-- Document section --
The Blame Game

megWHENEVER I get catcalled, I would either (1) keep on walking as if I hadn’t been harassed, (2) look the offender in the eye with the hope of catching him off-guard, or (3) actually stop and call the offender off for thinking that proudly calling me “baby” with a nasty smile on his face would strengthen his fragile male ego.

Normally, I would go for option 3 simply because I want to make them feel that I am a strong woman who would not take any sort of bullying and harassment even if my appearance does not look like it.

But here’s the truth: I don’t feel empowered after answering these thugs back. I don’t think, “That’ll show him not to mess with women like me.” Instead, my chest would start hurting, and I’d think, “What if he runs after me? What if he waits for me later at night and kidnaps me?” Or worse, “What if he kills me?”

Although I might seem like a fighter, I’d opt to tell myself, “Maybe I just misheard him,” or “Maybe he didn’t mean that.” I’d think that everything would be “safer” that way, and I’d blame myself for even passing by that certain street knowing that they’d be waiting for me and there’d be nothing I could do to make them stop.

-- Work to do --
**A)** Reproduce everything from the start of the rows down to the row containing "y-tick-mark: [1398, 358, 1403, 366]", both ends included, as a numbered list with blank lines left out.
**B)** Write the next part of the essay about catcalling, picking up after its final paragraph.

-- Information supplied --
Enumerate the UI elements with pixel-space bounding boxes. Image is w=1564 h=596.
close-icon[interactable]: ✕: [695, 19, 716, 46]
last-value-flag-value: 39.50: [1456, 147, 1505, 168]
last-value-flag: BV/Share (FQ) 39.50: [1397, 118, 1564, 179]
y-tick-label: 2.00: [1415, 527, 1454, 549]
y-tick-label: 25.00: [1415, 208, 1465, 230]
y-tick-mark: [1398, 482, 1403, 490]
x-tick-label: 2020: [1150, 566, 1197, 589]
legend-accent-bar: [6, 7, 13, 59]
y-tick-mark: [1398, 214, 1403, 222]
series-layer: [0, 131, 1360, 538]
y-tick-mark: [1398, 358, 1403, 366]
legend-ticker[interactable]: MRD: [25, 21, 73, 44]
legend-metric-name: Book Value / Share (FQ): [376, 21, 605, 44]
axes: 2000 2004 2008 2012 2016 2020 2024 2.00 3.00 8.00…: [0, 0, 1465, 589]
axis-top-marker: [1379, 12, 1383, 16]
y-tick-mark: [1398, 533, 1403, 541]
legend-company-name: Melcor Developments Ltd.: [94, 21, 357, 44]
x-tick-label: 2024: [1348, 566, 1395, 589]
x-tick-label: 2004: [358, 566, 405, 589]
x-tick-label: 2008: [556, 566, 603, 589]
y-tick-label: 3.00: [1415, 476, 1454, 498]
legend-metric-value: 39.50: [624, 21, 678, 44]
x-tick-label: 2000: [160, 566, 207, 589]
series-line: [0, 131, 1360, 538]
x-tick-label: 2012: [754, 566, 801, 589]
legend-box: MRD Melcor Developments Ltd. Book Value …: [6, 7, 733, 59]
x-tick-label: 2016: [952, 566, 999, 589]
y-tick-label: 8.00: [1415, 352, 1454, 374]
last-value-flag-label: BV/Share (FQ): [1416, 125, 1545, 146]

-- Task results --
**A)**
1. Enumerate the UI elements with pixel-space bounding boxes. Image is w=1564 h=596.
2. close-icon[interactable]: ✕: [695, 19, 716, 46]
3. last-value-flag-value: 39.50: [1456, 147, 1505, 168]
4. last-value-flag: BV/Share (FQ) 39.50: [1397, 118, 1564, 179]
5. y-tick-label: 2.00: [1415, 527, 1454, 549]
6. y-tick-label: 25.00: [1415, 208, 1465, 230]
7. y-tick-mark: [1398, 482, 1403, 490]
8. x-tick-label: 2020: [1150, 566, 1197, 589]
9. legend-accent-bar: [6, 7, 13, 59]
10. y-tick-mark: [1398, 214, 1403, 222]
11. series-layer: [0, 131, 1360, 538]
12. y-tick-mark: [1398, 358, 1403, 366]

**B)**
The game begins with self-doubt—the illusion that the harassment was merely a figment of one’s paranoid imagination. As if it were just a faint whisper of the wind, the victims would question themselves if it actually happened.

Then it grows into something worse. Society increases the self-doubt by further questioning the victim’s honesty and saying, “Kung nangyari talaga, eh ba’t hindi mo ni-report sa pulis?

Heads up: even if the victim reports the crime to the authorities, the latter would resort to the sentence we are all tired of hearing, “Baka naman kitang kita balat mo sa suot mo no’n?” and this is precisely why the victims would rather not do it; they’d be blamed for a crime that was never their fault.

This is the Blame Game—a practice that has become a part of our culture that it is now normalized and presents a notion that victims should feel ashamed for finally stepping up against harassment.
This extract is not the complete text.